**Goal**
Without the pictures, return all of the material exactly as written.
++++++++
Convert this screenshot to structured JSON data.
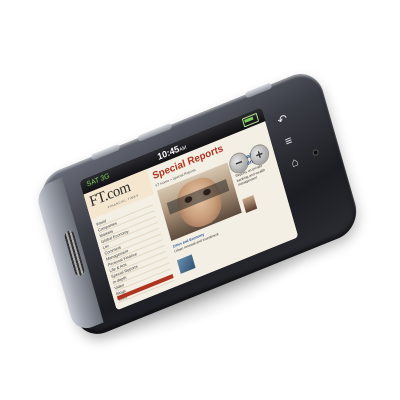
{
  "status_bar": {
    "signal_text": "SAT 3G",
    "time": "10:45",
    "ampm": "AM"
  },
  "site": {
    "logo": "FT.com",
    "logo_sub": "FINANCIAL TIMES",
    "nav_items": [
      "World",
      "Companies",
      "Markets",
      "Global Economy",
      "Lex",
      "Comment",
      "Management",
      "Personal Finance",
      "Life & Arts",
      "Special Reports",
      "In depth",
      "Video",
      "Blogs",
      "Tools"
    ],
    "section_title": "Special Reports",
    "breadcrumb": "FT Home > Special Reports",
    "sidebar_title": "FT Wealth Quarterly",
    "sidebar_body": "Reports on private banking and wealth management",
    "blurb_headline": "Cities and Economy",
    "blurb_text": "Urban renewal and investment"
  },
  "controls": {
    "zoom_out": "−",
    "zoom_in": "+"
  },
  "softkeys": {
    "back": "↶",
    "menu": "≡",
    "home": "⌂"
  },
  "colors": {
    "ft_red": "#b0331f",
    "ft_pink": "#f4e6cf",
    "link_blue": "#1d4f9a"
  }
}
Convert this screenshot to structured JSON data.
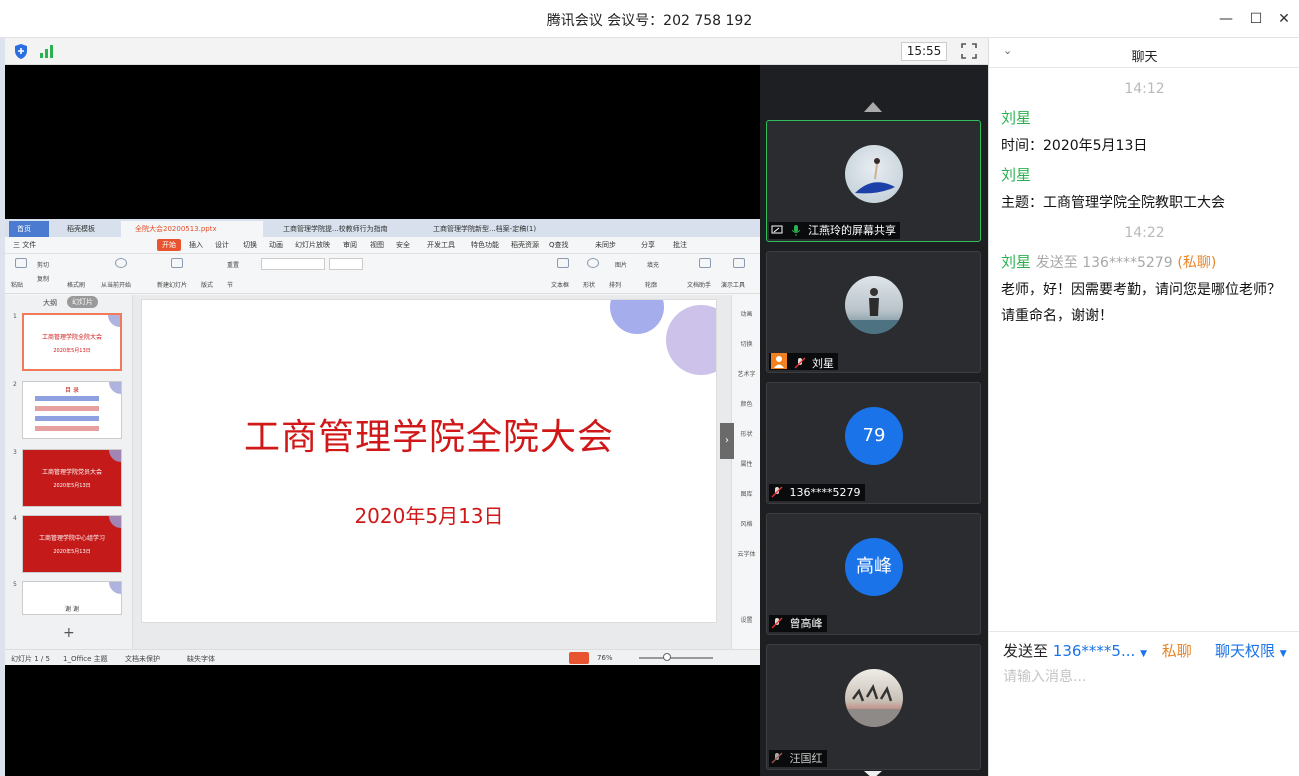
{
  "window": {
    "title": "腾讯会议 会议号：202 758 192",
    "minimize": "—",
    "maximize": "☐",
    "close": "✕"
  },
  "toolbar": {
    "clock": "15:55",
    "shield_icon": "shield-icon",
    "signal_icon": "signal-icon",
    "fullscreen_icon": "fullscreen-icon"
  },
  "wps": {
    "tabs": [
      "首页",
      "稻壳模板",
      "全院大会20200513.pptx",
      "工商管理学院提...校教师行为指南",
      "工商管理学院新型...档案-定稿(1)"
    ],
    "menus": [
      "三 文件",
      "开始",
      "插入",
      "设计",
      "切换",
      "动画",
      "幻灯片放映",
      "审阅",
      "视图",
      "安全",
      "开发工具",
      "特色功能",
      "稻壳资源",
      "Q查找",
      "未同步",
      "分享",
      "批注"
    ],
    "ribbon_labels": [
      "粘贴",
      "剪切",
      "复制",
      "格式刷",
      "从当前开始",
      "新建幻灯片",
      "版式",
      "节",
      "重置",
      "文本框",
      "形状",
      "排列",
      "图片",
      "轮廓",
      "填充",
      "文档助手",
      "演示工具"
    ],
    "thumb_panel_tabs": [
      "大纲",
      "幻灯片"
    ],
    "thumbs": [
      {
        "num": "1",
        "text": "工商管理学院全院大会",
        "sub": "2020年5月13日"
      },
      {
        "num": "2",
        "text": "目 录",
        "sub": ""
      },
      {
        "num": "3",
        "text": "工商管理学院党员大会",
        "sub": "2020年5月13日"
      },
      {
        "num": "4",
        "text": "工商管理学院中心组学习",
        "sub": "2020年5月13日"
      },
      {
        "num": "5",
        "text": "谢 谢",
        "sub": ""
      }
    ],
    "slide": {
      "title": "工商管理学院全院大会",
      "date": "2020年5月13日"
    },
    "side_tools": [
      "动画",
      "切换",
      "艺术字",
      "颜色",
      "形状",
      "属性",
      "图库",
      "风格",
      "云字体",
      "设置"
    ],
    "status": {
      "slide_count": "幻灯片 1 / 5",
      "theme": "1_Office 主题",
      "protect": "文档未保护",
      "missing_font": "缺失字体",
      "zoom": "76%"
    }
  },
  "videos": [
    {
      "name": "江燕玲的屏幕共享",
      "avatar_type": "photo-dancer",
      "share": true
    },
    {
      "name": "刘星",
      "avatar_type": "photo-person"
    },
    {
      "name": "136****5279",
      "avatar_text": "79",
      "avatar_color": "#1a73e8"
    },
    {
      "name": "曾高峰",
      "avatar_text": "高峰",
      "avatar_color": "#1a73e8"
    },
    {
      "name": "汪国红",
      "avatar_type": "photo-group"
    }
  ],
  "chat": {
    "title": "聊天",
    "messages": [
      {
        "time": "14:12"
      },
      {
        "sender": "刘星",
        "text": "时间：2020年5月13日"
      },
      {
        "sender": "刘星",
        "text": "主题：工商管理学院全院教职工大会"
      },
      {
        "time": "14:22"
      },
      {
        "sender": "刘星",
        "sent_to": "发送至 136****5279",
        "private": "(私聊)",
        "text": "老师，好！因需要考勤，请问您是哪位老师？",
        "text2": "请重命名，谢谢！"
      }
    ],
    "footer": {
      "send_to_label": "发送至",
      "send_to_target": "136****5...",
      "private_label": "私聊",
      "permission_label": "聊天权限",
      "input_placeholder": "请输入消息..."
    }
  }
}
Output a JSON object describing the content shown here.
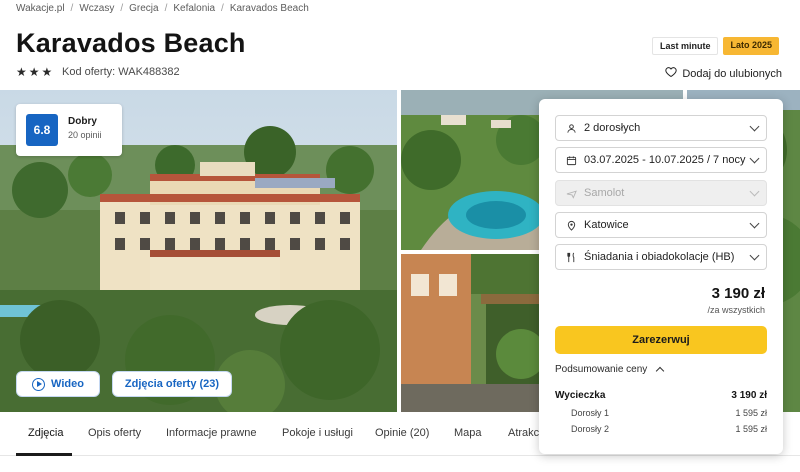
{
  "breadcrumb": [
    "Wakacje.pl",
    "Wczasy",
    "Grecja",
    "Kefalonia",
    "Karavados Beach"
  ],
  "hotel": {
    "name": "Karavados Beach",
    "stars": 3,
    "offer_code": "Kod oferty: WAK488382"
  },
  "badges": {
    "last_minute": "Last minute",
    "season": "Lato 2025"
  },
  "favorite_label": "Dodaj do ulubionych",
  "rating": {
    "score": "6.8",
    "label": "Dobry",
    "count": "20 opinii"
  },
  "gallery": {
    "video_label": "Wideo",
    "photos_label": "Zdjęcia oferty (23)"
  },
  "tabs": [
    "Zdjęcia",
    "Opis oferty",
    "Informacje prawne",
    "Pokoje i usługi",
    "Opinie (20)",
    "Mapa",
    "Atrakc"
  ],
  "booking": {
    "guests": "2 dorosłych",
    "dates": "03.07.2025 - 10.07.2025 / 7 nocy",
    "transport": "Samolot",
    "departure": "Katowice",
    "board": "Śniadania i obiadokolacje (HB)",
    "price": "3 190 zł",
    "price_note": "/za wszystkich",
    "book_label": "Zarezerwuj",
    "summary_label": "Podsumowanie ceny",
    "summary": {
      "trip_label": "Wycieczka",
      "trip_value": "3 190 zł",
      "lines": [
        {
          "label": "Dorosły 1",
          "value": "1 595 zł"
        },
        {
          "label": "Dorosły 2",
          "value": "1 595 zł"
        }
      ]
    }
  },
  "colors": {
    "accent_blue": "#1765c2",
    "book_yellow": "#f9c61f",
    "season_badge": "#f7b733"
  }
}
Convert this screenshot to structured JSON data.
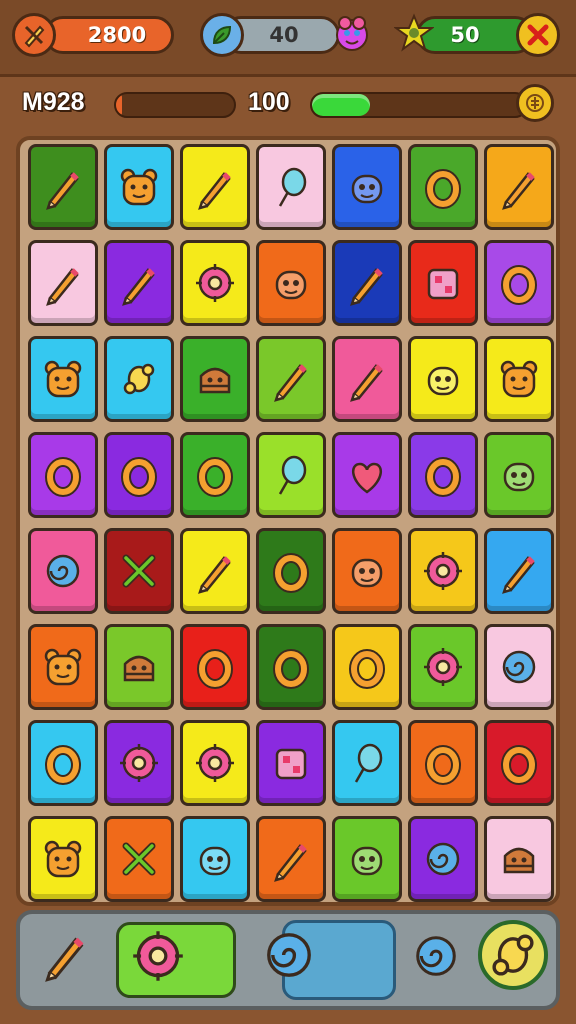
++++++++
**The result**
Convert this screenshot to structured JSON data.
{
  "status_bar": {
    "signal_text": "SAT 3G",
    "time": "10:45",
    "ampm": "AM"
  },
  "site": {
    "logo": "FT.com",
    "logo_sub": "FINANCIAL TIMES",
    "nav_items": [
      "World",
      "Companies",
      "Markets",
      "Global Economy",
      "Lex",
      "Comment",
      "Management",
      "Personal Finance",
      "Life & Arts",
      "Special Reports",
      "In depth",
      "Video",
      "Blogs",
      "Tools"
    ],
    "section_title": "Special Reports",
    "breadcrumb": "FT Home > Special Reports",
    "sidebar_title": "FT Wealth Quarterly",
    "sidebar_body": "Reports on private banking and wealth management",
    "blurb_headline": "Cities and Economy",
    "blurb_text": "Urban renewal and investment"
  },
  "controls": {
    "zoom_out": "−",
    "zoom_in": "+"
  },
  "softkeys": {
    "back": "↶",
    "menu": "≡",
    "home": "⌂"
  },
  "colors": {
    "ft_red": "#b0331f",
    "ft_pink": "#f4e6cf",
    "link_blue": "#1d4f9a"
  }
}
Convert this screenshot to structured JSON data.
{
  "window": {
    "title": "腾讯会议 会议号：202 758 192",
    "minimize": "—",
    "maximize": "☐",
    "close": "✕"
  },
  "toolbar": {
    "clock": "15:55",
    "shield_icon": "shield-icon",
    "signal_icon": "signal-icon",
    "fullscreen_icon": "fullscreen-icon"
  },
  "wps": {
    "tabs": [
      "首页",
      "稻壳模板",
      "全院大会20200513.pptx",
      "工商管理学院提...校教师行为指南",
      "工商管理学院新型...档案-定稿(1)"
    ],
    "menus": [
      "三 文件",
      "开始",
      "插入",
      "设计",
      "切换",
      "动画",
      "幻灯片放映",
      "审阅",
      "视图",
      "安全",
      "开发工具",
      "特色功能",
      "稻壳资源",
      "Q查找",
      "未同步",
      "分享",
      "批注"
    ],
    "ribbon_labels": [
      "粘贴",
      "剪切",
      "复制",
      "格式刷",
      "从当前开始",
      "新建幻灯片",
      "版式",
      "节",
      "重置",
      "文本框",
      "形状",
      "排列",
      "图片",
      "轮廓",
      "填充",
      "文档助手",
      "演示工具"
    ],
    "thumb_panel_tabs": [
      "大纲",
      "幻灯片"
    ],
    "thumbs": [
      {
        "num": "1",
        "text": "工商管理学院全院大会",
        "sub": "2020年5月13日"
      },
      {
        "num": "2",
        "text": "目 录",
        "sub": ""
      },
      {
        "num": "3",
        "text": "工商管理学院党员大会",
        "sub": "2020年5月13日"
      },
      {
        "num": "4",
        "text": "工商管理学院中心组学习",
        "sub": "2020年5月13日"
      },
      {
        "num": "5",
        "text": "谢 谢",
        "sub": ""
      }
    ],
    "slide": {
      "title": "工商管理学院全院大会",
      "date": "2020年5月13日"
    },
    "side_tools": [
      "动画",
      "切换",
      "艺术字",
      "颜色",
      "形状",
      "属性",
      "图库",
      "风格",
      "云字体",
      "设置"
    ],
    "status": {
      "slide_count": "幻灯片 1 / 5",
      "theme": "1_Office 主题",
      "protect": "文档未保护",
      "missing_font": "缺失字体",
      "zoom": "76%"
    }
  },
  "videos": [
    {
      "name": "江燕玲的屏幕共享",
      "avatar_type": "photo-dancer",
      "share": true
    },
    {
      "name": "刘星",
      "avatar_type": "photo-person"
    },
    {
      "name": "136****5279",
      "avatar_text": "79",
      "avatar_color": "#1a73e8"
    },
    {
      "name": "曾高峰",
      "avatar_text": "高峰",
      "avatar_color": "#1a73e8"
    },
    {
      "name": "汪国红",
      "avatar_type": "photo-group"
    }
  ],
  "chat": {
    "title": "聊天",
    "messages": [
      {
        "time": "14:12"
      },
      {
        "sender": "刘星",
        "text": "时间：2020年5月13日"
      },
      {
        "sender": "刘星",
        "text": "主题：工商管理学院全院教职工大会"
      },
      {
        "time": "14:22"
      },
      {
        "sender": "刘星",
        "sent_to": "发送至 136****5279",
        "private": "(私聊)",
        "text": "老师，好！因需要考勤，请问您是哪位老师？",
        "text2": "请重命名，谢谢！"
      }
    ],
    "footer": {
      "send_to_label": "发送至",
      "send_to_target": "136****5...",
      "private_label": "私聊",
      "permission_label": "聊天权限",
      "input_placeholder": "请输入消息..."
    }
  }
}
Output a JSON object describing the content shown here.
{
  "breadcrumb": [
    "Wakacje.pl",
    "Wczasy",
    "Grecja",
    "Kefalonia",
    "Karavados Beach"
  ],
  "hotel": {
    "name": "Karavados Beach",
    "stars": 3,
    "offer_code": "Kod oferty: WAK488382"
  },
  "badges": {
    "last_minute": "Last minute",
    "season": "Lato 2025"
  },
  "favorite_label": "Dodaj do ulubionych",
  "rating": {
    "score": "6.8",
    "label": "Dobry",
    "count": "20 opinii"
  },
  "gallery": {
    "video_label": "Wideo",
    "photos_label": "Zdjęcia oferty (23)"
  },
  "tabs": [
    "Zdjęcia",
    "Opis oferty",
    "Informacje prawne",
    "Pokoje i usługi",
    "Opinie (20)",
    "Mapa",
    "Atrakc"
  ],
  "booking": {
    "guests": "2 dorosłych",
    "dates": "03.07.2025 - 10.07.2025 / 7 nocy",
    "transport": "Samolot",
    "departure": "Katowice",
    "board": "Śniadania i obiadokolacje (HB)",
    "price": "3 190 zł",
    "price_note": "/za wszystkich",
    "book_label": "Zarezerwuj",
    "summary_label": "Podsumowanie ceny",
    "summary": {
      "trip_label": "Wycieczka",
      "trip_value": "3 190 zł",
      "lines": [
        {
          "label": "Dorosły 1",
          "value": "1 595 zł"
        },
        {
          "label": "Dorosły 2",
          "value": "1 595 zł"
        }
      ]
    }
  },
  "colors": {
    "accent_blue": "#1765c2",
    "book_yellow": "#f9c61f",
    "season_badge": "#f7b733"
  }
}
Convert this screenshot to structured JSON data.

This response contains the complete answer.